- **Work to do**
Every line below must be reproduced exactly. Copy them all.

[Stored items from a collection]
★ ★ ★ ★ ★

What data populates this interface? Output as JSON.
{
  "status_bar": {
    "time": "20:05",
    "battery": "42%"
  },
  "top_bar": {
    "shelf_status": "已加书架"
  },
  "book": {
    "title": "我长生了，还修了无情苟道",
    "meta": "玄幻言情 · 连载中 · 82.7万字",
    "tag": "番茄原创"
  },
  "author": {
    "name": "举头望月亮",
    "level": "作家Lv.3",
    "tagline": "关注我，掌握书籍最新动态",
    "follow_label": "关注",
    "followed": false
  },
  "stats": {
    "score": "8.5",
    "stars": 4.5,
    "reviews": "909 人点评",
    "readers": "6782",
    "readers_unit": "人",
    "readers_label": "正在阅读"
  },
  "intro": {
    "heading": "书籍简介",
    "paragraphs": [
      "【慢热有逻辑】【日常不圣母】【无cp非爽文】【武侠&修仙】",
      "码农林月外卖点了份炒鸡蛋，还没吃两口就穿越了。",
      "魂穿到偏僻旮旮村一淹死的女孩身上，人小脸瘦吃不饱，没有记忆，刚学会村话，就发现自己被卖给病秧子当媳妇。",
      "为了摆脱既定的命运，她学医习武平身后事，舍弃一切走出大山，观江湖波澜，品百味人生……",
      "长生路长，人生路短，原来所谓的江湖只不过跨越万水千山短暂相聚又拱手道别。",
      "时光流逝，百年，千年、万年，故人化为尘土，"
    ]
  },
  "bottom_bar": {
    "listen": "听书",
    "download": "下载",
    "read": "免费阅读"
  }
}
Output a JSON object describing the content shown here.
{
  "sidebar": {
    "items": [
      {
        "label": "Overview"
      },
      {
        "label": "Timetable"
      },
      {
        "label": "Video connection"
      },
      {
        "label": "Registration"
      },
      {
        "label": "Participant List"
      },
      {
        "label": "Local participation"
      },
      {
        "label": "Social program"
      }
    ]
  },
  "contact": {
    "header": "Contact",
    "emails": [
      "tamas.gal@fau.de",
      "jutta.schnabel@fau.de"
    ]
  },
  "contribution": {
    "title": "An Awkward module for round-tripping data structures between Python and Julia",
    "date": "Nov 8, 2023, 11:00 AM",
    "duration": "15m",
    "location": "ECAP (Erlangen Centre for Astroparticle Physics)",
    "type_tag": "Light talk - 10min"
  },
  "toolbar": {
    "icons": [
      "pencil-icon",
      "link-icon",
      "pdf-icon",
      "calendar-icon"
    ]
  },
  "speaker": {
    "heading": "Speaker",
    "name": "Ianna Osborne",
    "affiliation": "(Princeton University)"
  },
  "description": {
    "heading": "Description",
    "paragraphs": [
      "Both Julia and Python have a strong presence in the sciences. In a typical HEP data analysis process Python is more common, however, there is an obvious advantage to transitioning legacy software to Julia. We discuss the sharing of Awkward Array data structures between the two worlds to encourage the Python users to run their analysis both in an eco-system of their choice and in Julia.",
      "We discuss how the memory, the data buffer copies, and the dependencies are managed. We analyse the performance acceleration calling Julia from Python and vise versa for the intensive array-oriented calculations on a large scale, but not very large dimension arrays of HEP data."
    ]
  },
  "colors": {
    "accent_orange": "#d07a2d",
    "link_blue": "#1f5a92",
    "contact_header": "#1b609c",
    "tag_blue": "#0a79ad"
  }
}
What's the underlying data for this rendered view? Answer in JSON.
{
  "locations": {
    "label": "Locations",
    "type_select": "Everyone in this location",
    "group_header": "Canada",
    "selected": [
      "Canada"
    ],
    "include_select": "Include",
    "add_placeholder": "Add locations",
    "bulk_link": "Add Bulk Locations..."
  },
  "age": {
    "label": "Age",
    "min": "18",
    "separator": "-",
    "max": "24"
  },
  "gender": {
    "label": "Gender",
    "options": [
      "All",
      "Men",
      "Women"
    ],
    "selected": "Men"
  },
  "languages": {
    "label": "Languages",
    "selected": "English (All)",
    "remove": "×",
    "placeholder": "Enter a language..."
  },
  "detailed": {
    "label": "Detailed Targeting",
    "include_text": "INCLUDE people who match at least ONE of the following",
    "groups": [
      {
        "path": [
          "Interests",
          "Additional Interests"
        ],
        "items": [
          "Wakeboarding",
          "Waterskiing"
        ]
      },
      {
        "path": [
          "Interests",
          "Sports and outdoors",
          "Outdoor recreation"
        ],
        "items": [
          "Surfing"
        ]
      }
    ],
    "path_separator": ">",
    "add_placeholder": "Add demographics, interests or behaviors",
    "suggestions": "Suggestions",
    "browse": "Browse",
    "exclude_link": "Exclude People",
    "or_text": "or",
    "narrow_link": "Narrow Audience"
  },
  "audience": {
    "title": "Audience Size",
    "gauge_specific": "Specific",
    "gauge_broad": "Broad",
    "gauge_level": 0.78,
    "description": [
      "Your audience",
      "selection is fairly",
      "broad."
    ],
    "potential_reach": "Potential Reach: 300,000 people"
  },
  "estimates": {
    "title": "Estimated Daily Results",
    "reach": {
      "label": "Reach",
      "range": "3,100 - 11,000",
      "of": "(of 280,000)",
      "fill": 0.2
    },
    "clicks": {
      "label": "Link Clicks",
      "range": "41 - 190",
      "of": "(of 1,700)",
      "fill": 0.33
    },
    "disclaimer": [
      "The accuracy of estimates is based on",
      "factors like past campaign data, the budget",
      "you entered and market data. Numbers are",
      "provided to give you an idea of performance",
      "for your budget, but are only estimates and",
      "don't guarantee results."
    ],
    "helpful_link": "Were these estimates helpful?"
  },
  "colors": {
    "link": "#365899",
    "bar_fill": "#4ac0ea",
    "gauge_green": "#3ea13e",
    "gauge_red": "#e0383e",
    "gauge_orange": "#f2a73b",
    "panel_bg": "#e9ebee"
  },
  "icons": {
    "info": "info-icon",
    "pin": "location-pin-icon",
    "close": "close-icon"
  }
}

★ ★ ★ ★ ★

- **Problem solution**
What data populates this interface? Output as JSON.
{
  "status_bar": {
    "time": "20:05",
    "battery": "42%"
  },
  "top_bar": {
    "shelf_status": "已加书架"
  },
  "book": {
    "title": "我长生了，还修了无情苟道",
    "meta": "玄幻言情 · 连载中 · 82.7万字",
    "tag": "番茄原创"
  },
  "author": {
    "name": "举头望月亮",
    "level": "作家Lv.3",
    "tagline": "关注我，掌握书籍最新动态",
    "follow_label": "关注",
    "followed": false
  },
  "stats": {
    "score": "8.5",
    "stars": 4.5,
    "reviews": "909 人点评",
    "readers": "6782",
    "readers_unit": "人",
    "readers_label": "正在阅读"
  },
  "intro": {
    "heading": "书籍简介",
    "paragraphs": [
      "【慢热有逻辑】【日常不圣母】【无cp非爽文】【武侠&修仙】",
      "码农林月外卖点了份炒鸡蛋，还没吃两口就穿越了。",
      "魂穿到偏僻旮旮村一淹死的女孩身上，人小脸瘦吃不饱，没有记忆，刚学会村话，就发现自己被卖给病秧子当媳妇。",
      "为了摆脱既定的命运，她学医习武平身后事，舍弃一切走出大山，观江湖波澜，品百味人生……",
      "长生路长，人生路短，原来所谓的江湖只不过跨越万水千山短暂相聚又拱手道别。",
      "时光流逝，百年，千年、万年，故人化为尘土，"
    ]
  },
  "bottom_bar": {
    "listen": "听书",
    "download": "下载",
    "read": "免费阅读"
  }
}
Output a JSON object describing the content shown here.
{
  "sidebar": {
    "items": [
      {
        "label": "Overview"
      },
      {
        "label": "Timetable"
      },
      {
        "label": "Video connection"
      },
      {
        "label": "Registration"
      },
      {
        "label": "Participant List"
      },
      {
        "label": "Local participation"
      },
      {
        "label": "Social program"
      }
    ]
  },
  "contact": {
    "header": "Contact",
    "emails": [
      "tamas.gal@fau.de",
      "jutta.schnabel@fau.de"
    ]
  },
  "contribution": {
    "title": "An Awkward module for round-tripping data structures between Python and Julia",
    "date": "Nov 8, 2023, 11:00 AM",
    "duration": "15m",
    "location": "ECAP (Erlangen Centre for Astroparticle Physics)",
    "type_tag": "Light talk - 10min"
  },
  "toolbar": {
    "icons": [
      "pencil-icon",
      "link-icon",
      "pdf-icon",
      "calendar-icon"
    ]
  },
  "speaker": {
    "heading": "Speaker",
    "name": "Ianna Osborne",
    "affiliation": "(Princeton University)"
  },
  "description": {
    "heading": "Description",
    "paragraphs": [
      "Both Julia and Python have a strong presence in the sciences. In a typical HEP data analysis process Python is more common, however, there is an obvious advantage to transitioning legacy software to Julia. We discuss the sharing of Awkward Array data structures between the two worlds to encourage the Python users to run their analysis both in an eco-system of their choice and in Julia.",
      "We discuss how the memory, the data buffer copies, and the dependencies are managed. We analyse the performance acceleration calling Julia from Python and vise versa for the intensive array-oriented calculations on a large scale, but not very large dimension arrays of HEP data."
    ]
  },
  "colors": {
    "accent_orange": "#d07a2d",
    "link_blue": "#1f5a92",
    "contact_header": "#1b609c",
    "tag_blue": "#0a79ad"
  }
}
What's the underlying data for this rendered view? Answer in JSON.
{
  "locations": {
    "label": "Locations",
    "type_select": "Everyone in this location",
    "group_header": "Canada",
    "selected": [
      "Canada"
    ],
    "include_select": "Include",
    "add_placeholder": "Add locations",
    "bulk_link": "Add Bulk Locations..."
  },
  "age": {
    "label": "Age",
    "min": "18",
    "separator": "-",
    "max": "24"
  },
  "gender": {
    "label": "Gender",
    "options": [
      "All",
      "Men",
      "Women"
    ],
    "selected": "Men"
  },
  "languages": {
    "label": "Languages",
    "selected": "English (All)",
    "remove": "×",
    "placeholder": "Enter a language..."
  },
  "detailed": {
    "label": "Detailed Targeting",
    "include_text": "INCLUDE people who match at least ONE of the following",
    "groups": [
      {
        "path": [
          "Interests",
          "Additional Interests"
        ],
        "items": [
          "Wakeboarding",
          "Waterskiing"
        ]
      },
      {
        "path": [
          "Interests",
          "Sports and outdoors",
          "Outdoor recreation"
        ],
        "items": [
          "Surfing"
        ]
      }
    ],
    "path_separator": ">",
    "add_placeholder": "Add demographics, interests or behaviors",
    "suggestions": "Suggestions",
    "browse": "Browse",
    "exclude_link": "Exclude People",
    "or_text": "or",
    "narrow_link": "Narrow Audience"
  },
  "audience": {
    "title": "Audience Size",
    "gauge_specific": "Specific",
    "gauge_broad": "Broad",
    "gauge_level": 0.78,
    "description": [
      "Your audience",
      "selection is fairly",
      "broad."
    ],
    "potential_reach": "Potential Reach: 300,000 people"
  },
  "estimates": {
    "title": "Estimated Daily Results",
    "reach": {
      "label": "Reach",
      "range": "3,100 - 11,000",
      "of": "(of 280,000)",
      "fill": 0.2
    },
    "clicks": {
      "label": "Link Clicks",
      "range": "41 - 190",
      "of": "(of 1,700)",
      "fill": 0.33
    },
    "disclaimer": [
      "The accuracy of estimates is based on",
      "factors like past campaign data, the budget",
      "you entered and market data. Numbers are",
      "provided to give you an idea of performance",
      "for your budget, but are only estimates and",
      "don't guarantee results."
    ],
    "helpful_link": "Were these estimates helpful?"
  },
  "colors": {
    "link": "#365899",
    "bar_fill": "#4ac0ea",
    "gauge_green": "#3ea13e",
    "gauge_red": "#e0383e",
    "gauge_orange": "#f2a73b",
    "panel_bg": "#e9ebee"
  },
  "icons": {
    "info": "info-icon",
    "pin": "location-pin-icon",
    "close": "close-icon"
  }
}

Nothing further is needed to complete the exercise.